→ TASK
Print every entry exactly as written.

→ RECORDED INFORMATION
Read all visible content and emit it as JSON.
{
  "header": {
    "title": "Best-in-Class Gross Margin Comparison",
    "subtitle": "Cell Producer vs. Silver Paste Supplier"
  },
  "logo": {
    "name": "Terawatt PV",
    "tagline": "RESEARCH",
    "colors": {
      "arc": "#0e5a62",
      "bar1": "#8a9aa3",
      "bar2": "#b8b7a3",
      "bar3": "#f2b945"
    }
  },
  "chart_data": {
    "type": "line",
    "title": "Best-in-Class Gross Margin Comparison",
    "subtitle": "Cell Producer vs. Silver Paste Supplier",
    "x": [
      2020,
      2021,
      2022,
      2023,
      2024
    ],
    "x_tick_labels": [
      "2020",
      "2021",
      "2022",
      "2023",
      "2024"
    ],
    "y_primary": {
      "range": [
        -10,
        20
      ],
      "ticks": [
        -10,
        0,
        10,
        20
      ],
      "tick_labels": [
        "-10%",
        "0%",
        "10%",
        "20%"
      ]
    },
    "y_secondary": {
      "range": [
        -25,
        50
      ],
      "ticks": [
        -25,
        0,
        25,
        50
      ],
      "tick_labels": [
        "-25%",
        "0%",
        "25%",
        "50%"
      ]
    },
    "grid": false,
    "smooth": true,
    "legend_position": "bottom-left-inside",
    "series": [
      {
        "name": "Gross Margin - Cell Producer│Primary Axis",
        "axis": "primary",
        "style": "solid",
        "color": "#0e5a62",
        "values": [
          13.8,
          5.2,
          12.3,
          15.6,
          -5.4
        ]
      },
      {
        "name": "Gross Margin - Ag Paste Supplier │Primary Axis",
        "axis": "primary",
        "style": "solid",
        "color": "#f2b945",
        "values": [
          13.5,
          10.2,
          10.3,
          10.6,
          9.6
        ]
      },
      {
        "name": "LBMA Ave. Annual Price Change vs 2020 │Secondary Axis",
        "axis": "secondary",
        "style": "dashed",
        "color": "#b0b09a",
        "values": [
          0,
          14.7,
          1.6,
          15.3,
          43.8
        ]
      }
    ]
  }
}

→ FINAL RESULT
Read all visible content and emit it as JSON.
{
  "header": {
    "title": "Best-in-Class Gross Margin Comparison",
    "subtitle": "Cell Producer vs. Silver Paste Supplier"
  },
  "logo": {
    "name": "Terawatt PV",
    "tagline": "RESEARCH",
    "colors": {
      "arc": "#0e5a62",
      "bar1": "#8a9aa3",
      "bar2": "#b8b7a3",
      "bar3": "#f2b945"
    }
  },
  "chart_data": {
    "type": "line",
    "title": "Best-in-Class Gross Margin Comparison",
    "subtitle": "Cell Producer vs. Silver Paste Supplier",
    "x": [
      2020,
      2021,
      2022,
      2023,
      2024
    ],
    "x_tick_labels": [
      "2020",
      "2021",
      "2022",
      "2023",
      "2024"
    ],
    "y_primary": {
      "range": [
        -10,
        20
      ],
      "ticks": [
        -10,
        0,
        10,
        20
      ],
      "tick_labels": [
        "-10%",
        "0%",
        "10%",
        "20%"
      ]
    },
    "y_secondary": {
      "range": [
        -25,
        50
      ],
      "ticks": [
        -25,
        0,
        25,
        50
      ],
      "tick_labels": [
        "-25%",
        "0%",
        "25%",
        "50%"
      ]
    },
    "grid": false,
    "smooth": true,
    "legend_position": "bottom-left-inside",
    "series": [
      {
        "name": "Gross Margin - Cell Producer│Primary Axis",
        "axis": "primary",
        "style": "solid",
        "color": "#0e5a62",
        "values": [
          13.8,
          5.2,
          12.3,
          15.6,
          -5.4
        ]
      },
      {
        "name": "Gross Margin - Ag Paste Supplier │Primary Axis",
        "axis": "primary",
        "style": "solid",
        "color": "#f2b945",
        "values": [
          13.5,
          10.2,
          10.3,
          10.6,
          9.6
        ]
      },
      {
        "name": "LBMA Ave. Annual Price Change vs 2020 │Secondary Axis",
        "axis": "secondary",
        "style": "dashed",
        "color": "#b0b09a",
        "values": [
          0,
          14.7,
          1.6,
          15.3,
          43.8
        ]
      }
    ]
  }
}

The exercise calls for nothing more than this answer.